Retype everything in the listing, leaving each line exactly as it is.

>> start Entries supplied

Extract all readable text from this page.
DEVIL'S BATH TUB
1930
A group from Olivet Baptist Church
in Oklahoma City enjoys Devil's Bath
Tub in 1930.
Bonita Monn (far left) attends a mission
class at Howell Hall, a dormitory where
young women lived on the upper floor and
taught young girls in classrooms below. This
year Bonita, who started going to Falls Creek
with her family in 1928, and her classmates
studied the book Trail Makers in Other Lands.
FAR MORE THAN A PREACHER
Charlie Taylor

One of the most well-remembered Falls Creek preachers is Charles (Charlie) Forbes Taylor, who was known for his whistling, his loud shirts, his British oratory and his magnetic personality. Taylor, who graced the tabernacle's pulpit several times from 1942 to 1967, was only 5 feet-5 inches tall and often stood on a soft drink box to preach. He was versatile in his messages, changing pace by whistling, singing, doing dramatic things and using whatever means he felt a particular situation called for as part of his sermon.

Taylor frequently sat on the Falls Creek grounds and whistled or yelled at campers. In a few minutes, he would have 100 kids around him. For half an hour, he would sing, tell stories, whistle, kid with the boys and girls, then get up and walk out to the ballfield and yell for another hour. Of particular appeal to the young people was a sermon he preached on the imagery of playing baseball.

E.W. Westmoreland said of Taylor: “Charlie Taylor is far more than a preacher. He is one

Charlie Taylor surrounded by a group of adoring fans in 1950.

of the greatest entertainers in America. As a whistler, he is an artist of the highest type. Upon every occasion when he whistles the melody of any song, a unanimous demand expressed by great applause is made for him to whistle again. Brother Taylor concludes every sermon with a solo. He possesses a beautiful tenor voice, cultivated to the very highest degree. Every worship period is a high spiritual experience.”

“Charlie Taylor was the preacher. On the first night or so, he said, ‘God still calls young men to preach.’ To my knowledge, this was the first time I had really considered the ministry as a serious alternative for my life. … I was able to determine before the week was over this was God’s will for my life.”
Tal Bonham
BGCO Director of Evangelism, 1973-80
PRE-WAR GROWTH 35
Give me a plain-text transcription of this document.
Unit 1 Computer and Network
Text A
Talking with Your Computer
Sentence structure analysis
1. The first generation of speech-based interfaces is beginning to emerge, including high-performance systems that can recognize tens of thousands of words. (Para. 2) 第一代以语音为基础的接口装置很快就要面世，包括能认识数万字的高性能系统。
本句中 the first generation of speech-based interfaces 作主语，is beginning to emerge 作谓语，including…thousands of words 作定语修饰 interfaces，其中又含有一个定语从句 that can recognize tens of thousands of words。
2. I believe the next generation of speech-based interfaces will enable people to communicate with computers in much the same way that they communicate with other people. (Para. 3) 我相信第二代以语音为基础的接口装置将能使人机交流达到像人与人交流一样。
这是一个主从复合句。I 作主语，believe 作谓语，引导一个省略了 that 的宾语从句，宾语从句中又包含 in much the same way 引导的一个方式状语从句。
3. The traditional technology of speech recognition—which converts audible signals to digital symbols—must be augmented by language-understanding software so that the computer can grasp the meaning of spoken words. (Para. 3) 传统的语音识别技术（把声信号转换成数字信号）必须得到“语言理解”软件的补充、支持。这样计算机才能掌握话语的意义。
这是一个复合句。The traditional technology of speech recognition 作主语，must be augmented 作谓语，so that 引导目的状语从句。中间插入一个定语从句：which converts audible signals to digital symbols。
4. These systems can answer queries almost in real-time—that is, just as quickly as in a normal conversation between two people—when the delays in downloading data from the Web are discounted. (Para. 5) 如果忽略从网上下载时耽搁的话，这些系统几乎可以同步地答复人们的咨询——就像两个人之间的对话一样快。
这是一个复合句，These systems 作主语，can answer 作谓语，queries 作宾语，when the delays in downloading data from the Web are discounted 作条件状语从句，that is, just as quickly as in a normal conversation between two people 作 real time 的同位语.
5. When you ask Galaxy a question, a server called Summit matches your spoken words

>> end Entries supplied

**Correct result**:
Extract all readable text from this page.
DEVIL'S BATH TUB
1930
A group from Olivet Baptist Church
in Oklahoma City enjoys Devil's Bath
Tub in 1930.
Bonita Monn (far left) attends a mission
class at Howell Hall, a dormitory where
young women lived on the upper floor and
taught young girls in classrooms below. This
year Bonita, who started going to Falls Creek
with her family in 1928, and her classmates
studied the book Trail Makers in Other Lands.
FAR MORE THAN A PREACHER
Charlie Taylor

One of the most well-remembered Falls Creek preachers is Charles (Charlie) Forbes Taylor, who was known for his whistling, his loud shirts, his British oratory and his magnetic personality. Taylor, who graced the tabernacle's pulpit several times from 1942 to 1967, was only 5 feet-5 inches tall and often stood on a soft drink box to preach. He was versatile in his messages, changing pace by whistling, singing, doing dramatic things and using whatever means he felt a particular situation called for as part of his sermon.

Taylor frequently sat on the Falls Creek grounds and whistled or yelled at campers. In a few minutes, he would have 100 kids around him. For half an hour, he would sing, tell stories, whistle, kid with the boys and girls, then get up and walk out to the ballfield and yell for another hour. Of particular appeal to the young people was a sermon he preached on the imagery of playing baseball.

E.W. Westmoreland said of Taylor: “Charlie Taylor is far more than a preacher. He is one

Charlie Taylor surrounded by a group of adoring fans in 1950.

of the greatest entertainers in America. As a whistler, he is an artist of the highest type. Upon every occasion when he whistles the melody of any song, a unanimous demand expressed by great applause is made for him to whistle again. Brother Taylor concludes every sermon with a solo. He possesses a beautiful tenor voice, cultivated to the very highest degree. Every worship period is a high spiritual experience.”

“Charlie Taylor was the preacher. On the first night or so, he said, ‘God still calls young men to preach.’ To my knowledge, this was the first time I had really considered the ministry as a serious alternative for my life. … I was able to determine before the week was over this was God’s will for my life.”
Tal Bonham
BGCO Director of Evangelism, 1973-80
PRE-WAR GROWTH 35
Give me a plain-text transcription of this document.
Unit 1 Computer and Network
Text A
Talking with Your Computer
Sentence structure analysis
1. The first generation of speech-based interfaces is beginning to emerge, including high-performance systems that can recognize tens of thousands of words. (Para. 2) 第一代以语音为基础的接口装置很快就要面世，包括能认识数万字的高性能系统。
本句中 the first generation of speech-based interfaces 作主语，is beginning to emerge 作谓语，including…thousands of words 作定语修饰 interfaces，其中又含有一个定语从句 that can recognize tens of thousands of words。
2. I believe the next generation of speech-based interfaces will enable people to communicate with computers in much the same way that they communicate with other people. (Para. 3) 我相信第二代以语音为基础的接口装置将能使人机交流达到像人与人交流一样。
这是一个主从复合句。I 作主语，believe 作谓语，引导一个省略了 that 的宾语从句，宾语从句中又包含 in much the same way 引导的一个方式状语从句。
3. The traditional technology of speech recognition—which converts audible signals to digital symbols—must be augmented by language-understanding software so that the computer can grasp the meaning of spoken words. (Para. 3) 传统的语音识别技术（把声信号转换成数字信号）必须得到“语言理解”软件的补充、支持。这样计算机才能掌握话语的意义。
这是一个复合句。The traditional technology of speech recognition 作主语，must be augmented 作谓语，so that 引导目的状语从句。中间插入一个定语从句：which converts audible signals to digital symbols。
4. These systems can answer queries almost in real-time—that is, just as quickly as in a normal conversation between two people—when the delays in downloading data from the Web are discounted. (Para. 5) 如果忽略从网上下载时耽搁的话，这些系统几乎可以同步地答复人们的咨询——就像两个人之间的对话一样快。
这是一个复合句，These systems 作主语，can answer 作谓语，queries 作宾语，when the delays in downloading data from the Web are discounted 作条件状语从句，that is, just as quickly as in a normal conversation between two people 作 real time 的同位语.
5. When you ask Galaxy a question, a server called Summit matches your spoken words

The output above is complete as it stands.